- **Request**
Copy out the data below verbatim.

Records excerpted from a collection:
= = = =

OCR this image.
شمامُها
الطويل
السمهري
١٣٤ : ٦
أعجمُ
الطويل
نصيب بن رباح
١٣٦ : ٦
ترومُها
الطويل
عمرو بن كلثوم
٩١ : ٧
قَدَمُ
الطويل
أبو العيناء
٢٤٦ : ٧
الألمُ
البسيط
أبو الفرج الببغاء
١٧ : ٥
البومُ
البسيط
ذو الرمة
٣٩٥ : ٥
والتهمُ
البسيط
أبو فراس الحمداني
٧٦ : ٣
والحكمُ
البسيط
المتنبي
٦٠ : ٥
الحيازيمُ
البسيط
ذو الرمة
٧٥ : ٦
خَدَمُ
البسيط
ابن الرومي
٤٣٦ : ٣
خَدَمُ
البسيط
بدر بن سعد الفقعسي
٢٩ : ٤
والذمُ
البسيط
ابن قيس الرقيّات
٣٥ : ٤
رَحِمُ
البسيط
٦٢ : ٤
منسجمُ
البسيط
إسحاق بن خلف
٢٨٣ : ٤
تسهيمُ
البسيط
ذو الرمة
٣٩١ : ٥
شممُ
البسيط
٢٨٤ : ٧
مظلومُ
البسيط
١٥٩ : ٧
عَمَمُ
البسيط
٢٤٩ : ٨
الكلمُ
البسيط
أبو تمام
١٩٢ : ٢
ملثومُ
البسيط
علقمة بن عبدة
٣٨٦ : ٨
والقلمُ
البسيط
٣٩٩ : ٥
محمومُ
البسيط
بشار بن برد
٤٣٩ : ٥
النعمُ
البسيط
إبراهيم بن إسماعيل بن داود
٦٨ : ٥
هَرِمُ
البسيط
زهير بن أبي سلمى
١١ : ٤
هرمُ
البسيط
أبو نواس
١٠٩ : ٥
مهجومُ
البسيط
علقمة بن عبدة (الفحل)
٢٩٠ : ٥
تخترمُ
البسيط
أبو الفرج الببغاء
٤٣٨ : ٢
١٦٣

= = = =

- **Solution for this problem**
OCR this image.
شمامُها
الطويل
السمهري
١٣٤ : ٦
أعجمُ
الطويل
نصيب بن رباح
١٣٦ : ٦
ترومُها
الطويل
عمرو بن كلثوم
٩١ : ٧
قَدَمُ
الطويل
أبو العيناء
٢٤٦ : ٧
الألمُ
البسيط
أبو الفرج الببغاء
١٧ : ٥
البومُ
البسيط
ذو الرمة
٣٩٥ : ٥
والتهمُ
البسيط
أبو فراس الحمداني
٧٦ : ٣
والحكمُ
البسيط
المتنبي
٦٠ : ٥
الحيازيمُ
البسيط
ذو الرمة
٧٥ : ٦
خَدَمُ
البسيط
ابن الرومي
٤٣٦ : ٣
خَدَمُ
البسيط
بدر بن سعد الفقعسي
٢٩ : ٤
والذمُ
البسيط
ابن قيس الرقيّات
٣٥ : ٤
رَحِمُ
البسيط
٦٢ : ٤
منسجمُ
البسيط
إسحاق بن خلف
٢٨٣ : ٤
تسهيمُ
البسيط
ذو الرمة
٣٩١ : ٥
شممُ
البسيط
٢٨٤ : ٧
مظلومُ
البسيط
١٥٩ : ٧
عَمَمُ
البسيط
٢٤٩ : ٨
الكلمُ
البسيط
أبو تمام
١٩٢ : ٢
ملثومُ
البسيط
علقمة بن عبدة
٣٨٦ : ٨
والقلمُ
البسيط
٣٩٩ : ٥
محمومُ
البسيط
بشار بن برد
٤٣٩ : ٥
النعمُ
البسيط
إبراهيم بن إسماعيل بن داود
٦٨ : ٥
هَرِمُ
البسيط
زهير بن أبي سلمى
١١ : ٤
هرمُ
البسيط
أبو نواس
١٠٩ : ٥
مهجومُ
البسيط
علقمة بن عبدة (الفحل)
٢٩٠ : ٥
تخترمُ
البسيط
أبو الفرج الببغاء
٤٣٨ : ٢
١٦٣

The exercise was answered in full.